課題一覧
1. 対象テキストでは、特急「ひのとり」の営業運転開始はいつとされていますか。
2. 対象テキストのうち「特急料金に加えて特別料金が必要な」で始まる段落を、主要な事実を残したまま短くまとめてください。

会員登録をすることなく予約することもできます(僕は会員になっています)。
あとは画面の指示にしたがって操作するだけです。
京都から宇治山田まで、午前9時以降と指定すると京都10:00発の「しまかぜ」が出てきます。
大人・子供別の人数、座席のタイプ、座席位置の選択の有無を指定します。
座席を「シートマップから選択」とすると、シートマップの画面に移りますので、好みの座席を指定します。
座席が指定できれば、あとはクレジットカードでの支払手続をすれば予約が完了します。
これでチケットレスでの旅ができるようになりました。
しまかぜ・伊勢志摩ライナー乗車記
前回までの記事「しまかぜ」と「伊勢志摩ライナー」乗車記はこちらからご覧くださいませ。
名阪特急「ひのとり」
特急料金に加えて特別料金が必要な観光特急「しまかぜ」が非常に好評だったことを受けて、近鉄社内に結成された「次世代特急プロジェクトチーム」で次世代の名阪特急車両80000系が検討、製造されて、2020年3月に営業運転を開始したのがこの特急「ひのとり」です。
主に大阪難波〜近鉄名古屋の名阪甲(速達型)特急と大阪難波〜近鉄奈良の阪奈特急で運用されています。

提供データ
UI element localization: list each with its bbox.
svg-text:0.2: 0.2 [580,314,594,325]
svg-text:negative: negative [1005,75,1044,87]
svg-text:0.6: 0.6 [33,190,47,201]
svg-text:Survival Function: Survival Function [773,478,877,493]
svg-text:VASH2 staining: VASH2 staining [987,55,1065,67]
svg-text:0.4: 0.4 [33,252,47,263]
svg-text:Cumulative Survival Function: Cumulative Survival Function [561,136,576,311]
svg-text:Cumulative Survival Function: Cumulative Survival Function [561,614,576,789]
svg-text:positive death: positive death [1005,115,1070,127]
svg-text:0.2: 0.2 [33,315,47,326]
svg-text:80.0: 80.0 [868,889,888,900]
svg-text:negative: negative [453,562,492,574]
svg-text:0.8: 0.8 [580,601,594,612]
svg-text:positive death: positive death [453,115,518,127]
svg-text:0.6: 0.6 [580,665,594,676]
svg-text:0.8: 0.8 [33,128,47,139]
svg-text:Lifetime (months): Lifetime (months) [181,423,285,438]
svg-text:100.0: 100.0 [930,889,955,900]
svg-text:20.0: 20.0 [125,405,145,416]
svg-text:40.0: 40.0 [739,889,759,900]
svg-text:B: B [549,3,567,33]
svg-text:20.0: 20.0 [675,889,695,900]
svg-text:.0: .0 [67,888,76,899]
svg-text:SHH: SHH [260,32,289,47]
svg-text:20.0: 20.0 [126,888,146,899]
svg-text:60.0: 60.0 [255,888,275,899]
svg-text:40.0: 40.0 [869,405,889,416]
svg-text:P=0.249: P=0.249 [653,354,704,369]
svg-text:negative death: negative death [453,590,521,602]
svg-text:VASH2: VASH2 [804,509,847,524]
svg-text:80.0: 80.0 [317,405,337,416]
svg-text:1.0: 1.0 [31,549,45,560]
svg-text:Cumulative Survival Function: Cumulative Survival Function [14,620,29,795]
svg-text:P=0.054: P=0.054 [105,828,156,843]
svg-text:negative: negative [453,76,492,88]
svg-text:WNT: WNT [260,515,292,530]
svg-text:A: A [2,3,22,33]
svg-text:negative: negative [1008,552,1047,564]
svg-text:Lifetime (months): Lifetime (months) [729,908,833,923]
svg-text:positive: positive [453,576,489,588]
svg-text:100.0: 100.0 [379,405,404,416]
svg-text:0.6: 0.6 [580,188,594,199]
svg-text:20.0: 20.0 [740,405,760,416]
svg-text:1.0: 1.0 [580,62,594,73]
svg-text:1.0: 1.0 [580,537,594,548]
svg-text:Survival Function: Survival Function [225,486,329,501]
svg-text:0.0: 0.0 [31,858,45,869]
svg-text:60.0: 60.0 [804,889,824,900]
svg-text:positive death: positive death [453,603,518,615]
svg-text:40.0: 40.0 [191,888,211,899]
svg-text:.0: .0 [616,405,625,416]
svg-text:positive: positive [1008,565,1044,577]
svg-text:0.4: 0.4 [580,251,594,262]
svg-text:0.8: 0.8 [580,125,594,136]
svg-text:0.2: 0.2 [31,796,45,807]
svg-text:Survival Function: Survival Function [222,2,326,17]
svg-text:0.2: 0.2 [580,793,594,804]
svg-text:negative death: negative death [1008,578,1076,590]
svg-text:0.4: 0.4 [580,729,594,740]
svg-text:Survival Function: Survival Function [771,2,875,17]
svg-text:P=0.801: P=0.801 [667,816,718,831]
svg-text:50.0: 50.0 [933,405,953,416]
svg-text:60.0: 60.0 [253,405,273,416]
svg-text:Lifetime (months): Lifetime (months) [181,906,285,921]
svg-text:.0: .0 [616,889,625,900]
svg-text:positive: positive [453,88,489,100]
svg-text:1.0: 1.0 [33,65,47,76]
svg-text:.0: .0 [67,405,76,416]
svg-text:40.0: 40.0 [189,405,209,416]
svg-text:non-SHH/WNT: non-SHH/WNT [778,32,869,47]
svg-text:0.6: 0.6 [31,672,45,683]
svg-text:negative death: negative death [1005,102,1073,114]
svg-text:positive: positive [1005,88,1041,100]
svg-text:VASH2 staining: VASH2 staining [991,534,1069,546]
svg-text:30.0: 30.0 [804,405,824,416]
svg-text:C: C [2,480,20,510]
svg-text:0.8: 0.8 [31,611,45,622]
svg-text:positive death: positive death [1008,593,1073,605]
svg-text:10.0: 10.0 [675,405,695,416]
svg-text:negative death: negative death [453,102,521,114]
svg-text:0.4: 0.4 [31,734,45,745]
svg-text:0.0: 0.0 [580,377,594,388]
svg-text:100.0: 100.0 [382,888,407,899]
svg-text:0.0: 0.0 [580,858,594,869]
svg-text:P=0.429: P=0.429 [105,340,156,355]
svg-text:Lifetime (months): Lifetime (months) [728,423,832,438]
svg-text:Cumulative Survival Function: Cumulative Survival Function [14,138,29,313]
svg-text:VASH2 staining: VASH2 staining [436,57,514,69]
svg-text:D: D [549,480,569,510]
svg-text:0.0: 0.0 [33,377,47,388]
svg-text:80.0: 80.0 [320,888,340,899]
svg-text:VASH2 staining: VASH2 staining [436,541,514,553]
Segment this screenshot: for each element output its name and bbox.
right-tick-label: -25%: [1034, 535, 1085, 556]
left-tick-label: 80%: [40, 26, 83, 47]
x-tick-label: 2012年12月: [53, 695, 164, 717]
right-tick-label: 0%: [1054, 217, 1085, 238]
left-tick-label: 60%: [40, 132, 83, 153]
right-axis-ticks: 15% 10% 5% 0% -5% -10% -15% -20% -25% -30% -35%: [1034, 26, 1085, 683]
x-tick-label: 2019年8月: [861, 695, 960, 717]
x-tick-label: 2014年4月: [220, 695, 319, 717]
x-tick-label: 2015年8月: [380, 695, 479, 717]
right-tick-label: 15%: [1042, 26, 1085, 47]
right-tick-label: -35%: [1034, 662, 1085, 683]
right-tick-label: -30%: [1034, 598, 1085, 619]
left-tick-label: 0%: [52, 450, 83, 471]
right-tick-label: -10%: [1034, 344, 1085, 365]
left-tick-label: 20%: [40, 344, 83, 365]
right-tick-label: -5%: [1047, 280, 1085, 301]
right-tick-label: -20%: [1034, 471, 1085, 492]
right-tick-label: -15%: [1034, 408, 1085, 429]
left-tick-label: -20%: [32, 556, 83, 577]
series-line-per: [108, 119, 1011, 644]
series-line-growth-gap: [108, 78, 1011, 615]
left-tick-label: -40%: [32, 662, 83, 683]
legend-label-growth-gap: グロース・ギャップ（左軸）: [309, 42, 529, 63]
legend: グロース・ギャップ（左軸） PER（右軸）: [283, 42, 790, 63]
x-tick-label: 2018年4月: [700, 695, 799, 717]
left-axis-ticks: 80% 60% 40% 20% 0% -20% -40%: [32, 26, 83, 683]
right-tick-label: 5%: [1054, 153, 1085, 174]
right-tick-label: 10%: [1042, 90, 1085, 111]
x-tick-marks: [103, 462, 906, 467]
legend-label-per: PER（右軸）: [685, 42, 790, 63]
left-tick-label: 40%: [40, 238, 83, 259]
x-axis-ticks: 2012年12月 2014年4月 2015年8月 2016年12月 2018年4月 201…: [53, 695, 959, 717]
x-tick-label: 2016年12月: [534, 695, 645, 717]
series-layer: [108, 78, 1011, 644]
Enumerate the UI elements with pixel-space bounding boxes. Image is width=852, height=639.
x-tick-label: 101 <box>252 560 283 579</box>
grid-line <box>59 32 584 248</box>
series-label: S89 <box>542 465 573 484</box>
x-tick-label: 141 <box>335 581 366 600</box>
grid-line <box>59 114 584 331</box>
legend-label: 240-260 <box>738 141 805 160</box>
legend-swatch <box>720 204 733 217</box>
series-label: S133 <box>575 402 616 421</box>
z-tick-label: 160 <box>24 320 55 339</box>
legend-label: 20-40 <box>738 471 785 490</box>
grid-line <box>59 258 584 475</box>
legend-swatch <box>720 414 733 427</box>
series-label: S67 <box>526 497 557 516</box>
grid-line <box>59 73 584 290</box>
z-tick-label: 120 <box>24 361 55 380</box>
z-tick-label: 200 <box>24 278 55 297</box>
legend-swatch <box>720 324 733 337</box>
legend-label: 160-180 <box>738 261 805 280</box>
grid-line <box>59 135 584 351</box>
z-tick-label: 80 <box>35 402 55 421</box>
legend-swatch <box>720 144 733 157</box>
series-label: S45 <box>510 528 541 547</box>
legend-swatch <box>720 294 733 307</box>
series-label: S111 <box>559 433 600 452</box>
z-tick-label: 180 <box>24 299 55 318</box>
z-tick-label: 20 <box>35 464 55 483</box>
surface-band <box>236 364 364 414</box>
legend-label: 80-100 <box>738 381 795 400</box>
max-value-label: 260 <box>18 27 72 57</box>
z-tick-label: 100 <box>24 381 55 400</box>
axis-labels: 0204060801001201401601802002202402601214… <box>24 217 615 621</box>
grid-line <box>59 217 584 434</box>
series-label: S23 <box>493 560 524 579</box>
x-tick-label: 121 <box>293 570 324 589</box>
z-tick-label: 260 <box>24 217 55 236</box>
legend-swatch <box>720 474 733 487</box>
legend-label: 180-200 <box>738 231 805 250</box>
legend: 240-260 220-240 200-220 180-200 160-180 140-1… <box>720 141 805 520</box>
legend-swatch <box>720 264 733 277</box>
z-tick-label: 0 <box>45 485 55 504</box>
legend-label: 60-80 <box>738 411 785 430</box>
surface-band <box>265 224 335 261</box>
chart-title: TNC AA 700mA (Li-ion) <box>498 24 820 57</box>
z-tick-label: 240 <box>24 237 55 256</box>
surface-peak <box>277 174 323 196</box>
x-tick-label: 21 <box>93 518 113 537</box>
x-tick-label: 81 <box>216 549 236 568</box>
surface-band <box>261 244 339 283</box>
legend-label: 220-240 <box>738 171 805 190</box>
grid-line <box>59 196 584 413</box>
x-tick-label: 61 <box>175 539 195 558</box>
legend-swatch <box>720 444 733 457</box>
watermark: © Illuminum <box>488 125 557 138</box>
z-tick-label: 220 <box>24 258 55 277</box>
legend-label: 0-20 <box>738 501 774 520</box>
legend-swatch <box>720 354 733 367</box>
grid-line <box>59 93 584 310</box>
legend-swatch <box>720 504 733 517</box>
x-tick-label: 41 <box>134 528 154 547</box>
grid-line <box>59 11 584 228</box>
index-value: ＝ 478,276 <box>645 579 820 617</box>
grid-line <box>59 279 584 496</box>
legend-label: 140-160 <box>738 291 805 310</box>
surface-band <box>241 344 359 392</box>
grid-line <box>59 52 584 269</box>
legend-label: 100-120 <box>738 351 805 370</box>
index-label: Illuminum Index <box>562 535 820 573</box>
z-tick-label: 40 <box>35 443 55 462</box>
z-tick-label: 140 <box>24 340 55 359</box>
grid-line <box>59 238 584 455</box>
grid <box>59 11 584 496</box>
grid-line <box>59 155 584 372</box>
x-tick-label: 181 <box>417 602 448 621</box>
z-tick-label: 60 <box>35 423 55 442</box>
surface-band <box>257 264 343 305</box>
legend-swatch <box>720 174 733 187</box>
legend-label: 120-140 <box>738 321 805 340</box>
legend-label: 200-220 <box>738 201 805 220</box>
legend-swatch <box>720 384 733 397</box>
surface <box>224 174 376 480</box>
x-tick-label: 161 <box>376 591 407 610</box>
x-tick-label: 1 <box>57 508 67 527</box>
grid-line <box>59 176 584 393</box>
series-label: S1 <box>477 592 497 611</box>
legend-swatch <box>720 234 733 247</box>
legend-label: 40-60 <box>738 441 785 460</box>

課題別解答
1. 2020年3月です。

2. 観光特急「しまかぜ」が好評だったことを受け、近鉄社内の「次世代特急プロジェクトチーム」が次世代の名阪特急車両80000系を検討・製造しました。この車両が特急「ひのとり」として2020年3月に営業運転を開始しました。